WHAT IS ASKED:
Make an exact copy of the entries below.

[Dataset records]
──────────────────────────────
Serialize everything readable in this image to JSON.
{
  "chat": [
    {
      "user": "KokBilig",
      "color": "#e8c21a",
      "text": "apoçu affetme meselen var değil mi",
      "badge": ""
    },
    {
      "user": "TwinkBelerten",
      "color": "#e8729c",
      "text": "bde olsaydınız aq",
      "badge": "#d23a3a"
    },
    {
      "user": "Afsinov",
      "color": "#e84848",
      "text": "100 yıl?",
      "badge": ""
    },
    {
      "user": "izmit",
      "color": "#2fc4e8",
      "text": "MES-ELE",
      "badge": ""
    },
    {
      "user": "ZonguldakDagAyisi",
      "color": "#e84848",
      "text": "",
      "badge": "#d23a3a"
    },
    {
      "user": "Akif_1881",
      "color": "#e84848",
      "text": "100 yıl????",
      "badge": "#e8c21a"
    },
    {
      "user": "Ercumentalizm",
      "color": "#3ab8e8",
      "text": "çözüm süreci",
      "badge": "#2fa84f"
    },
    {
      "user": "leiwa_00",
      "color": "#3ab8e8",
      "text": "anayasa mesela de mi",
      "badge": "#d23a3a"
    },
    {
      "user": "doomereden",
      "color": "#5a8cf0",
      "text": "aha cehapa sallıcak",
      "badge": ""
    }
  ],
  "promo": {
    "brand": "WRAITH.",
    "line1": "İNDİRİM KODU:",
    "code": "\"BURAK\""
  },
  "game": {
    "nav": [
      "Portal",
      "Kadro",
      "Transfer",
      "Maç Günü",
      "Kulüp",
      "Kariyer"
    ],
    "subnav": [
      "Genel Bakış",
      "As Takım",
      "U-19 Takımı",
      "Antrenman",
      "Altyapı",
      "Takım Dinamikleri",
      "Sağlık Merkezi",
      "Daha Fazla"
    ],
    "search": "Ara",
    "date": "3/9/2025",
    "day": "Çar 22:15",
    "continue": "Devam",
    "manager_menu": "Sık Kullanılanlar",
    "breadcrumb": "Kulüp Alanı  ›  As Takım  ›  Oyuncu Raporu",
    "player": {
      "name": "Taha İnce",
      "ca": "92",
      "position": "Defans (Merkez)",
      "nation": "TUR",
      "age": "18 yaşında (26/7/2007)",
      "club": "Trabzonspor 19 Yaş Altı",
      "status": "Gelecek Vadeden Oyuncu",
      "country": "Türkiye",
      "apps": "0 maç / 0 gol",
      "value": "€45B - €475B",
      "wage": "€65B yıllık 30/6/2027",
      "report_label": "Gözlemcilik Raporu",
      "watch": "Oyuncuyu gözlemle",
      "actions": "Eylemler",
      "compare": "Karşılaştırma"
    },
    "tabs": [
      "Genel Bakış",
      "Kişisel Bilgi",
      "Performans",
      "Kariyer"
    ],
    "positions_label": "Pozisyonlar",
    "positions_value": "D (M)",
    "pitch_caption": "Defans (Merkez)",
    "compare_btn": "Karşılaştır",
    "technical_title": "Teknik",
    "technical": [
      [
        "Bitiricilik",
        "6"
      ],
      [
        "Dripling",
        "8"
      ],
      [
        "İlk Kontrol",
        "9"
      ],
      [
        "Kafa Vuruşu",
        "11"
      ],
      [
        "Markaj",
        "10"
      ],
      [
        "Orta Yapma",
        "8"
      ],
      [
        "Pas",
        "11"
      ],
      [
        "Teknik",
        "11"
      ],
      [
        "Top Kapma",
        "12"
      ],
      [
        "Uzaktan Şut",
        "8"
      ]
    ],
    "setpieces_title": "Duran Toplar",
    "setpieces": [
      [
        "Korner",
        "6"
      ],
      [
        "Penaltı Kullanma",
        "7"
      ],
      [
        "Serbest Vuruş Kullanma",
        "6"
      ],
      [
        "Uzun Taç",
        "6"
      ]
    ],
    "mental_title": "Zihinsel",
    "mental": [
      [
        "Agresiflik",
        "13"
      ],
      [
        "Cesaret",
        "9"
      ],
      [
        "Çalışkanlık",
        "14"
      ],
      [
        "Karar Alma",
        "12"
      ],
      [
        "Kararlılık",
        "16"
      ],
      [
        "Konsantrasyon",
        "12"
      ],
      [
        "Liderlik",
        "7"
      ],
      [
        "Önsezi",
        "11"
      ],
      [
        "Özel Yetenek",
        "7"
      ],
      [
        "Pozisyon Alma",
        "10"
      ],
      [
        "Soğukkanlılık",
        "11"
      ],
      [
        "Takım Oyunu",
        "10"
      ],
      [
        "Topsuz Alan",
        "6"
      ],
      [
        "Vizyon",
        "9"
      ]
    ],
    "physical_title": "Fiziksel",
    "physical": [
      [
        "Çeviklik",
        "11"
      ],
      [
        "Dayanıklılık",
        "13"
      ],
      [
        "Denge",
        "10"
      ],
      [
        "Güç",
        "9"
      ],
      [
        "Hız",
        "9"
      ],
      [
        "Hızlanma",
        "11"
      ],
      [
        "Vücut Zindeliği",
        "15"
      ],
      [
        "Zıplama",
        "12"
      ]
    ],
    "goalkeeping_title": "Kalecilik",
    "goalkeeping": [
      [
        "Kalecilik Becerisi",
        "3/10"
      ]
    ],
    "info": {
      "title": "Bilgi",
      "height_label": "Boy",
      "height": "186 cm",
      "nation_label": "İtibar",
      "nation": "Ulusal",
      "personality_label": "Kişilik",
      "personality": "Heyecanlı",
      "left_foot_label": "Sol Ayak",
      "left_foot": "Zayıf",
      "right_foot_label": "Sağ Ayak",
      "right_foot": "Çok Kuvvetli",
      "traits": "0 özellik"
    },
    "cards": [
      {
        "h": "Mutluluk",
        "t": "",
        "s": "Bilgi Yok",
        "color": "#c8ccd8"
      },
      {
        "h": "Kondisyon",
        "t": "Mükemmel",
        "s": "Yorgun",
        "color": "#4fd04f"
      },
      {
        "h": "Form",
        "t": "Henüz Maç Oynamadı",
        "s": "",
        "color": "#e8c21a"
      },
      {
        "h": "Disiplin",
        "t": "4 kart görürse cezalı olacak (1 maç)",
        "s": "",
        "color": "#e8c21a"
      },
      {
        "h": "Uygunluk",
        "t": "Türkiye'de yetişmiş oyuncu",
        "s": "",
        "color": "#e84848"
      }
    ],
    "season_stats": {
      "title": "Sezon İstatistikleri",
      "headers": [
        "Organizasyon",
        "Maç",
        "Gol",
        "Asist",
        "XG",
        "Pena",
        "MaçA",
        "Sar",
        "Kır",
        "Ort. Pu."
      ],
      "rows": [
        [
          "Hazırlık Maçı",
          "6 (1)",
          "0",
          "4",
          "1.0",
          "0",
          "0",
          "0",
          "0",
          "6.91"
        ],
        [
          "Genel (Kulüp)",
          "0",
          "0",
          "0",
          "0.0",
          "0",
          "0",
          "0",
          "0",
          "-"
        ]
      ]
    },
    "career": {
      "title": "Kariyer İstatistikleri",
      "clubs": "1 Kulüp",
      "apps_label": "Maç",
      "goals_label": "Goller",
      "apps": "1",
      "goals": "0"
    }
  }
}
──────────────────────────────
ANSWER TO THE PROBLEM:
Serialize everything readable in this image to JSON.
{
  "chat": [
    {
      "user": "KokBilig",
      "color": "#e8c21a",
      "text": "apoçu affetme meselen var değil mi",
      "badge": ""
    },
    {
      "user": "TwinkBelerten",
      "color": "#e8729c",
      "text": "bde olsaydınız aq",
      "badge": "#d23a3a"
    },
    {
      "user": "Afsinov",
      "color": "#e84848",
      "text": "100 yıl?",
      "badge": ""
    },
    {
      "user": "izmit",
      "color": "#2fc4e8",
      "text": "MES-ELE",
      "badge": ""
    },
    {
      "user": "ZonguldakDagAyisi",
      "color": "#e84848",
      "text": "",
      "badge": "#d23a3a"
    },
    {
      "user": "Akif_1881",
      "color": "#e84848",
      "text": "100 yıl????",
      "badge": "#e8c21a"
    },
    {
      "user": "Ercumentalizm",
      "color": "#3ab8e8",
      "text": "çözüm süreci",
      "badge": "#2fa84f"
    },
    {
      "user": "leiwa_00",
      "color": "#3ab8e8",
      "text": "anayasa mesela de mi",
      "badge": "#d23a3a"
    },
    {
      "user": "doomereden",
      "color": "#5a8cf0",
      "text": "aha cehapa sallıcak",
      "badge": ""
    }
  ],
  "promo": {
    "brand": "WRAITH.",
    "line1": "İNDİRİM KODU:",
    "code": "\"BURAK\""
  },
  "game": {
    "nav": [
      "Portal",
      "Kadro",
      "Transfer",
      "Maç Günü",
      "Kulüp",
      "Kariyer"
    ],
    "subnav": [
      "Genel Bakış",
      "As Takım",
      "U-19 Takımı",
      "Antrenman",
      "Altyapı",
      "Takım Dinamikleri",
      "Sağlık Merkezi",
      "Daha Fazla"
    ],
    "search": "Ara",
    "date": "3/9/2025",
    "day": "Çar 22:15",
    "continue": "Devam",
    "manager_menu": "Sık Kullanılanlar",
    "breadcrumb": "Kulüp Alanı  ›  As Takım  ›  Oyuncu Raporu",
    "player": {
      "name": "Taha İnce",
      "ca": "92",
      "position": "Defans (Merkez)",
      "nation": "TUR",
      "age": "18 yaşında (26/7/2007)",
      "club": "Trabzonspor 19 Yaş Altı",
      "status": "Gelecek Vadeden Oyuncu",
      "country": "Türkiye",
      "apps": "0 maç / 0 gol",
      "value": "€45B - €475B",
      "wage": "€65B yıllık 30/6/2027",
      "report_label": "Gözlemcilik Raporu",
      "watch": "Oyuncuyu gözlemle",
      "actions": "Eylemler",
      "compare": "Karşılaştırma"
    },
    "tabs": [
      "Genel Bakış",
      "Kişisel Bilgi",
      "Performans",
      "Kariyer"
    ],
    "positions_label": "Pozisyonlar",
    "positions_value": "D (M)",
    "pitch_caption": "Defans (Merkez)",
    "compare_btn": "Karşılaştır",
    "technical_title": "Teknik",
    "technical": [
      [
        "Bitiricilik",
        "6"
      ],
      [
        "Dripling",
        "8"
      ],
      [
        "İlk Kontrol",
        "9"
      ],
      [
        "Kafa Vuruşu",
        "11"
      ],
      [
        "Markaj",
        "10"
      ],
      [
        "Orta Yapma",
        "8"
      ],
      [
        "Pas",
        "11"
      ],
      [
        "Teknik",
        "11"
      ],
      [
        "Top Kapma",
        "12"
      ],
      [
        "Uzaktan Şut",
        "8"
      ]
    ],
    "setpieces_title": "Duran Toplar",
    "setpieces": [
      [
        "Korner",
        "6"
      ],
      [
        "Penaltı Kullanma",
        "7"
      ],
      [
        "Serbest Vuruş Kullanma",
        "6"
      ],
      [
        "Uzun Taç",
        "6"
      ]
    ],
    "mental_title": "Zihinsel",
    "mental": [
      [
        "Agresiflik",
        "13"
      ],
      [
        "Cesaret",
        "9"
      ],
      [
        "Çalışkanlık",
        "14"
      ],
      [
        "Karar Alma",
        "12"
      ],
      [
        "Kararlılık",
        "16"
      ],
      [
        "Konsantrasyon",
        "12"
      ],
      [
        "Liderlik",
        "7"
      ],
      [
        "Önsezi",
        "11"
      ],
      [
        "Özel Yetenek",
        "7"
      ],
      [
        "Pozisyon Alma",
        "10"
      ],
      [
        "Soğukkanlılık",
        "11"
      ],
      [
        "Takım Oyunu",
        "10"
      ],
      [
        "Topsuz Alan",
        "6"
      ],
      [
        "Vizyon",
        "9"
      ]
    ],
    "physical_title": "Fiziksel",
    "physical": [
      [
        "Çeviklik",
        "11"
      ],
      [
        "Dayanıklılık",
        "13"
      ],
      [
        "Denge",
        "10"
      ],
      [
        "Güç",
        "9"
      ],
      [
        "Hız",
        "9"
      ],
      [
        "Hızlanma",
        "11"
      ],
      [
        "Vücut Zindeliği",
        "15"
      ],
      [
        "Zıplama",
        "12"
      ]
    ],
    "goalkeeping_title": "Kalecilik",
    "goalkeeping": [
      [
        "Kalecilik Becerisi",
        "3/10"
      ]
    ],
    "info": {
      "title": "Bilgi",
      "height_label": "Boy",
      "height": "186 cm",
      "nation_label": "İtibar",
      "nation": "Ulusal",
      "personality_label": "Kişilik",
      "personality": "Heyecanlı",
      "left_foot_label": "Sol Ayak",
      "left_foot": "Zayıf",
      "right_foot_label": "Sağ Ayak",
      "right_foot": "Çok Kuvvetli",
      "traits": "0 özellik"
    },
    "cards": [
      {
        "h": "Mutluluk",
        "t": "",
        "s": "Bilgi Yok",
        "color": "#c8ccd8"
      },
      {
        "h": "Kondisyon",
        "t": "Mükemmel",
        "s": "Yorgun",
        "color": "#4fd04f"
      },
      {
        "h": "Form",
        "t": "Henüz Maç Oynamadı",
        "s": "",
        "color": "#e8c21a"
      },
      {
        "h": "Disiplin",
        "t": "4 kart görürse cezalı olacak (1 maç)",
        "s": "",
        "color": "#e8c21a"
      },
      {
        "h": "Uygunluk",
        "t": "Türkiye'de yetişmiş oyuncu",
        "s": "",
        "color": "#e84848"
      }
    ],
    "season_stats": {
      "title": "Sezon İstatistikleri",
      "headers": [
        "Organizasyon",
        "Maç",
        "Gol",
        "Asist",
        "XG",
        "Pena",
        "MaçA",
        "Sar",
        "Kır",
        "Ort. Pu."
      ],
      "rows": [
        [
          "Hazırlık Maçı",
          "6 (1)",
          "0",
          "4",
          "1.0",
          "0",
          "0",
          "0",
          "0",
          "6.91"
        ],
        [
          "Genel (Kulüp)",
          "0",
          "0",
          "0",
          "0.0",
          "0",
          "0",
          "0",
          "0",
          "-"
        ]
      ]
    },
    "career": {
      "title": "Kariyer İstatistikleri",
      "clubs": "1 Kulüp",
      "apps_label": "Maç",
      "goals_label": "Goller",
      "apps": "1",
      "goals": "0"
    }
  }
}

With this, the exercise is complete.